- _Source text_:
--- Begin ---

RW Is this success down to Vettel or is it because he has obviously got the very best car in the field?
DS It’s down to the whole package. It’s always been the case, a driver cannot do it on his own. The clever thing about Red Bull is the structure of the team. Dietrich Mateschitz was very canny putting Christian Horner in charge, then telling him to go out and put a team together that can win the World Championship. And Christian homed in on Adrian as the obvious man to help him do that. He’s given Adrian the structure and the team to work as he likes to. We know about the fabled drawing board and his very hands-on approach. But Adrian’s also got a very good team behind him to give him the support in every department. It’s just worked perfectly.
As for Vettel himself the thing that’s stood out for me this year is the comparison with his team-mate. In 2010 Mark Webber matched and was sometimes quicker than Sebastian. This year he hasn’t been anywhere near him. That might be something to do with Mark’s own performances, but the fact is that Vettel has raised his game and he has taken what is undoubtedly a very good car and made the very most of it.
EF What I find amazing about Vettel this season is that he’s made mistakes, as you mentioned Nigel, but they have nearly always been in practice sessions. When it comes to qualifying or the race he’s always there. He tends to have these mistakes early on in the weekend. He finds the limit and then usually goes on to completely dominate the race. And of course Webber has really struggled with the Pirelli tyres.
DS Christian said that after Abu Dhabi in 2010, with the season over and Vettel having just won the World Championship, Sebastian stayed on for the young driver tests, the first with the Pirelli tyres, and he wanted to know every detail that Pirelli could give him. The World Champion was already thinking about 2011.
NR Montréal was one of the only times during the year when we saw Sebastian under pressure. The only thing Vettel did in 2011 that surprised me was that he let Jenson Button get so close in the final stages of that race. I’m sure he was being canny, trying to do the Fangio thing and win by the slowest possible speed, but in allowing Jenson to get as close as he did that inevitably put pressure on him. Had he gone a bit quicker in the later laps and kept Jenson further away, that pressure wouldn’t have been there.
DS Does it give you hope, Nigel, that there is a chink in the armour and we’re not about to head into an era of domination?

--- End ---

- _Data_:
--- Begin ---

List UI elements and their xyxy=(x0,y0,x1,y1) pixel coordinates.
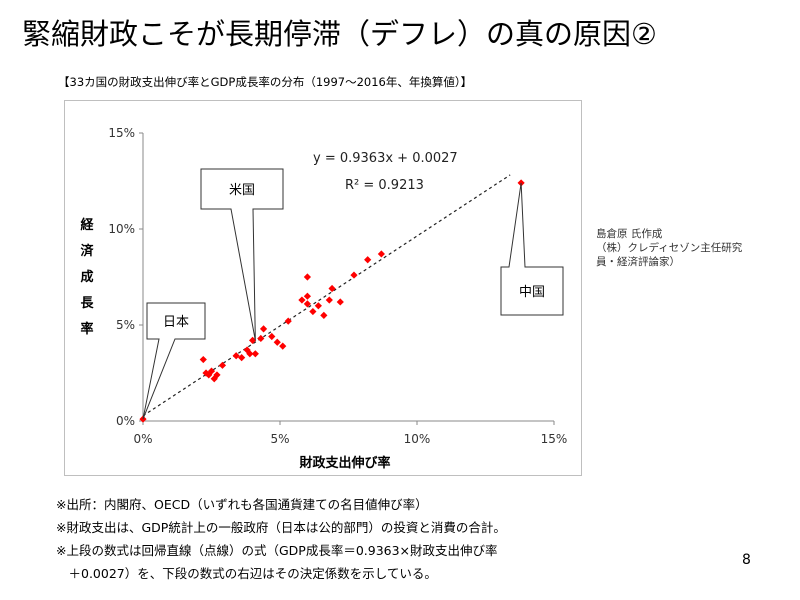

--- End ---

- _Required tasks_:
#1 Decide whether each statement agrees with the discussion about Vettel. Answer yes or no for each, and quote the words of the discussion that settle it.
(a) In 2010 Mark Webber matched Vettel and was sometimes quicker.
(b) Vettel's mistakes this season came mostly in qualifying.
(c) After Abu Dhabi in 2010, Vettel skipped the young driver tests.
#2 Extend the discussion about Vettel, picking up right after the question that closes it.
Nothing in the material matters for this work.

- _Expected answers_:
#1
(a) Yes: "In 2010 Mark Webber matched and was sometimes quicker than Sebastian."
(b) No: "they have nearly always been in practice sessions."
(c) No: "Sebastian stayed on for the young driver tests"

#2
NR Well, of course, I hate to see an entire era dominated by one driver. You think back to those years when you set off to a race every two weeks knowing before you left home that Michael Schumacher was going to win and it was quite difficult to find the motivation to pack on those occasions. I don’t want to see a return of that.
RW What seems more likely to me is that we will be going into yet another era of Adrian Newey domination because the man is clearly in a league of his own right now when it comes to designing a Grand Prix car. Coupled with Vettel’s extraordinary attention to detail I think one has to fear an era of domination.
NR It’s not fair to say that Red Bull were fortunate in any way this year, except in the sense that both McLaren and Ferrari began badly for different reasons. So the first quarter of the season Red Bull had it very easy because there wasn’t really any pressure on them. But that just says everything about Adrian and it’s a criticism of McLaren and Ferrari rather than of Red Bull.
What the hell happened?
RW Poor old Mark, he’s been in the background a bit, hasn’t he?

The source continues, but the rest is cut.